Task instructions
1. Name every company whose shares the China stock market report below says gained.
2. Continue the report on China's stocks rising with energy and copper shares, starting after its final paragraph.

Excerpt to read
^^^^^^^^

By Zhang Shidong
March 18 (Bloomberg) -- China’s stocks rose to the highest in almost four weeks, led by energy and copper stocks, on expectation that higher commodity prices will help boost profits.
PetroChina, the nation’s biggest oil and gas explorer, and China Petroleum & Chemical Corp., Asia’s biggest oil refiner, both added more than 1 percent. Jiangxi Copper Co., the country’s No. 1 producer of the metal, rose 5.7 percent after prices gained.
The Shanghai Composite Index, which tracks the bigger of China’s stock exchanges, gained 31.66, or 1.4 percent, to 2,249.98 as of 2:07 p.m. local time, set for the highest since Feb. 23. The CSI 300 Index, measuring exchanges in Shanghai and Shenzhen, advanced 1.9 percent.
“Oil prices have been doing pretty well these day and as long as the uptrend continues, that will help to raise the profitability of energy stocks,” said Zhang Ling, a fund manager at ICBC Credit Suisse Asset Management Co. in Beijing, which oversees the equivalent of $7.21 billion.
The Shanghai Composite has advanced 23 percent this year, the biggest among the 89 indexes tracked globally by Bloomberg, on optimism record new lending and the government’s 4 trillion ($585 billion) stimulus plan to build roads and housing will prevent the world’s third-largest economy from slumping.
China’s economy is showing “early signs” of stabilizing, the World Bank says. The lender cut its forecast for the nation’s economic growth this year to 6.5 percent in a quarterly report released in Beijing today. Its estimate was 7.5 percent in November.
Falling Oil Reserves
PetroChina added 1.3 percent to 11.04 yuan. China Petroleum & Chemical, which is also known as Sinopec, rose 1.3 percent to 8.53 yuan. Oil, which fell from a three-month high today, has risen 8.9 percent so far this year. Prices may advance to record levels in the future because of depleting reserves and a lack of major field discoveries, investor Jim Rogers said yesterday.
“Reserves of oil are going down all over the world,” Rogers said in a Bloomberg Television interview. “The price of oil has to go much, much higher. I don’t know if the oil price will go up to record level in three years or five years. I don’t know when, but I know it is.”

^^^^^^^^

Source information
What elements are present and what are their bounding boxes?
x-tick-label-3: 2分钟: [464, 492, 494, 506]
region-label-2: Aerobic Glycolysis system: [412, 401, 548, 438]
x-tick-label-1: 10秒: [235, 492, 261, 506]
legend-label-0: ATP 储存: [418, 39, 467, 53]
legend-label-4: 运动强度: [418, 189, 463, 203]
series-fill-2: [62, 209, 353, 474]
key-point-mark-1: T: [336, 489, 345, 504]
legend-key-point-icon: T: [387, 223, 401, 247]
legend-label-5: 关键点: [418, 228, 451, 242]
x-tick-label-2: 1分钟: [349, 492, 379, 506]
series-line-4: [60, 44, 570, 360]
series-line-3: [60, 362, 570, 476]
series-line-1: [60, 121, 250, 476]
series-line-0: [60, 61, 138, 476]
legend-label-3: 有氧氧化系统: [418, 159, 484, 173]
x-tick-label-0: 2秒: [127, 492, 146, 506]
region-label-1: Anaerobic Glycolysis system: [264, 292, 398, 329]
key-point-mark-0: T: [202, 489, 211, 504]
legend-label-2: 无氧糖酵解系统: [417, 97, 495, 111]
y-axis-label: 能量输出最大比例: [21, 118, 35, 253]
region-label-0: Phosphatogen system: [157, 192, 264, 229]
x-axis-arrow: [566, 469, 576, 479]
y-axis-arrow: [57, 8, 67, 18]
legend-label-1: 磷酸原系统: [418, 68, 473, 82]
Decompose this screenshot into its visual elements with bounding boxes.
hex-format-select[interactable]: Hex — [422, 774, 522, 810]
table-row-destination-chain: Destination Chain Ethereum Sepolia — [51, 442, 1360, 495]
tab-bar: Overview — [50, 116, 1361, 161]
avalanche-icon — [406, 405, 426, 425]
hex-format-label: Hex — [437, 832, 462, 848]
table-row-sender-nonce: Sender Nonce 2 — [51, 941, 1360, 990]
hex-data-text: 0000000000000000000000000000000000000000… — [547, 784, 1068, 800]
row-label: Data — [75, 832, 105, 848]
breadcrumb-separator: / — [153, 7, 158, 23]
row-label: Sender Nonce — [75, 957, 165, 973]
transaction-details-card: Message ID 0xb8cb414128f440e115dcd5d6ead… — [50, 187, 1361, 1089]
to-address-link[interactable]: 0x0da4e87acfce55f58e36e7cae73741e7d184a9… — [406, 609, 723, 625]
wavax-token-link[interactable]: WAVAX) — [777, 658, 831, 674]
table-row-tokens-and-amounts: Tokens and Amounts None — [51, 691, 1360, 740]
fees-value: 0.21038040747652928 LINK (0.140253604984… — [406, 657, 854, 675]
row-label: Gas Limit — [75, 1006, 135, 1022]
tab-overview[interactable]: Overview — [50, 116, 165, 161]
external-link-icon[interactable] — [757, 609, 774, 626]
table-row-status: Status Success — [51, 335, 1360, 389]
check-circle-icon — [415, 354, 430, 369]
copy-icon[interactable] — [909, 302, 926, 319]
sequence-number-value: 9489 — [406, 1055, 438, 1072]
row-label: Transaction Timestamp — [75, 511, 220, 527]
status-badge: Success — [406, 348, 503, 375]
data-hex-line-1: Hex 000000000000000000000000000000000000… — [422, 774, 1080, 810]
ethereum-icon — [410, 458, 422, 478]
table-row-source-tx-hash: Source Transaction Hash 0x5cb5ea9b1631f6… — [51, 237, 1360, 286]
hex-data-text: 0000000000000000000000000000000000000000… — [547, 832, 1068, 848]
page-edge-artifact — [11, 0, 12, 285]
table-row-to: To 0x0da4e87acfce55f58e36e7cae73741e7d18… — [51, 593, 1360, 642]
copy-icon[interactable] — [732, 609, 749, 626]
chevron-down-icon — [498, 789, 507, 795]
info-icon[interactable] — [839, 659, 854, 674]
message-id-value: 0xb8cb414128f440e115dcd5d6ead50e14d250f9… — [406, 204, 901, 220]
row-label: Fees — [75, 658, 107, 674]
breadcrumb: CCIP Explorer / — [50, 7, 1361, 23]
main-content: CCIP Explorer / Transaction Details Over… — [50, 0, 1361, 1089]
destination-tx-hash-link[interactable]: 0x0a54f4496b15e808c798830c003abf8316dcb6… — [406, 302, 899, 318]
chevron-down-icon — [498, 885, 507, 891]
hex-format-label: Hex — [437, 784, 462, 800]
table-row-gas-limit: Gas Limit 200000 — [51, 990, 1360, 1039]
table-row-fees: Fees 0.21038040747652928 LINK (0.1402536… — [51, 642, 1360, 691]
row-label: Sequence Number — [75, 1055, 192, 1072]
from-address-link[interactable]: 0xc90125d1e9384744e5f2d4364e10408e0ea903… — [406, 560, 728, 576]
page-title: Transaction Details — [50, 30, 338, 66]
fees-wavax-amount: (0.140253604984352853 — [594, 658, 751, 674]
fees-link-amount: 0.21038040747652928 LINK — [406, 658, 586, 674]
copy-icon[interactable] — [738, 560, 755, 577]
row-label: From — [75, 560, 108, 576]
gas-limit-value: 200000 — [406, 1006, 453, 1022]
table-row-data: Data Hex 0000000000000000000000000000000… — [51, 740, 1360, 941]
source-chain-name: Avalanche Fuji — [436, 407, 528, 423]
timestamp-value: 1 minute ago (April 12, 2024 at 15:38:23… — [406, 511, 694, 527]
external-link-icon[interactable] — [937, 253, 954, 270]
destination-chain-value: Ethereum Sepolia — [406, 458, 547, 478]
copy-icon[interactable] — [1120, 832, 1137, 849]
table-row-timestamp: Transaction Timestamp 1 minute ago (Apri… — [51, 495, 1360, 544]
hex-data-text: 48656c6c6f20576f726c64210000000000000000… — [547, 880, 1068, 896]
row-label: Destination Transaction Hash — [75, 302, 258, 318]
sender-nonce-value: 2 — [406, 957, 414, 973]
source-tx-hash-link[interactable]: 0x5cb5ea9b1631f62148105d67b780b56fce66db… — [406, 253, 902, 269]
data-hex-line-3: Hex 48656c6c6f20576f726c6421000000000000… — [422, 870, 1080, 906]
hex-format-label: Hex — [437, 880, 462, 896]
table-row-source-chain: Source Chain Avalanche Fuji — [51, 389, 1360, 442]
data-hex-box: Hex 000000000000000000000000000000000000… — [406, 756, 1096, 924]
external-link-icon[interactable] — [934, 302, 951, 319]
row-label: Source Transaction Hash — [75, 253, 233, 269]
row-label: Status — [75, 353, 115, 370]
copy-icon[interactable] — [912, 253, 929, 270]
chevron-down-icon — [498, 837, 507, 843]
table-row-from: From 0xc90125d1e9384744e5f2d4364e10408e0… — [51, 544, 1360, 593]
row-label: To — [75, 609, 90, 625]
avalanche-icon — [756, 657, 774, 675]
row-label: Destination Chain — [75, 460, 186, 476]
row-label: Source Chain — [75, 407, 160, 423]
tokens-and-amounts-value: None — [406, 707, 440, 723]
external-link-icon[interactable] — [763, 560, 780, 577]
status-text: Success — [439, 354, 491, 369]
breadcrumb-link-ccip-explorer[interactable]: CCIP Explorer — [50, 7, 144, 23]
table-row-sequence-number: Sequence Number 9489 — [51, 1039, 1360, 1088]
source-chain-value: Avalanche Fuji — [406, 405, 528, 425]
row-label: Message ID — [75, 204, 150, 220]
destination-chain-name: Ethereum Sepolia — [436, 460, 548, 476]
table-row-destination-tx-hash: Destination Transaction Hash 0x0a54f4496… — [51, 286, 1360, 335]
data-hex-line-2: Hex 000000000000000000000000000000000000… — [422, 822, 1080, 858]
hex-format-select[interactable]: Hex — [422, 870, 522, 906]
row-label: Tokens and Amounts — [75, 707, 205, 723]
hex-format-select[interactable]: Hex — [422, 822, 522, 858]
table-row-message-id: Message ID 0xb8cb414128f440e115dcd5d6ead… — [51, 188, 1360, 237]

^^^^^^^^

Task answers
1. PetroChina; China Petroleum & Chemical Corp. (also known as Sinopec); Jiangxi Copper Co.

2.
Jiangxi Copper climbed 5.7 percent to 19.75 yuan. Tongling Nonferrous Metals Group Co., China’s second-biggest copper producer, advanced 4.8 percent to 11.42 yuan.
Copper for June delivery on the Shanghai Futures Exchange gained as much as 1.5 percent on speculation that China may increase purchases and after better-than-expected U.S. housing data.
North China Pharmaceutical Co. climbed 5.1 percent to 10.08 yuan after China Business News said the government may publish its 850 billion yuan health-care spending plan as early as this week. Shanghai Pharmaceutical Co. gained 3.2 percent to 9.13 yuan, while Tianjin Tianyao Pharmaceutical Co. added 2.9 percent to 8.06 yuan.
The following companies were among the most active in China’s markets. Stock symbols are in brackets after companies’ names.
China International Marine Containers Co. (000039 CH), the world’s largest maker of shipping containers, added 2.2 percent to 7.86 yuan. The company received a 6.5 billion yuan bank facility from China Development Bank Corp.
China Shipping Development Co. (600026 CH), the nation’s biggest oil carrier, rose 3.2 percent to 10.84 yuan. China Shipping said profit last year rose 18 percent to 5.37 billion yuan. The company also expects sales to tumble 44 percent this year as a slowing economy saps demand for raw materials.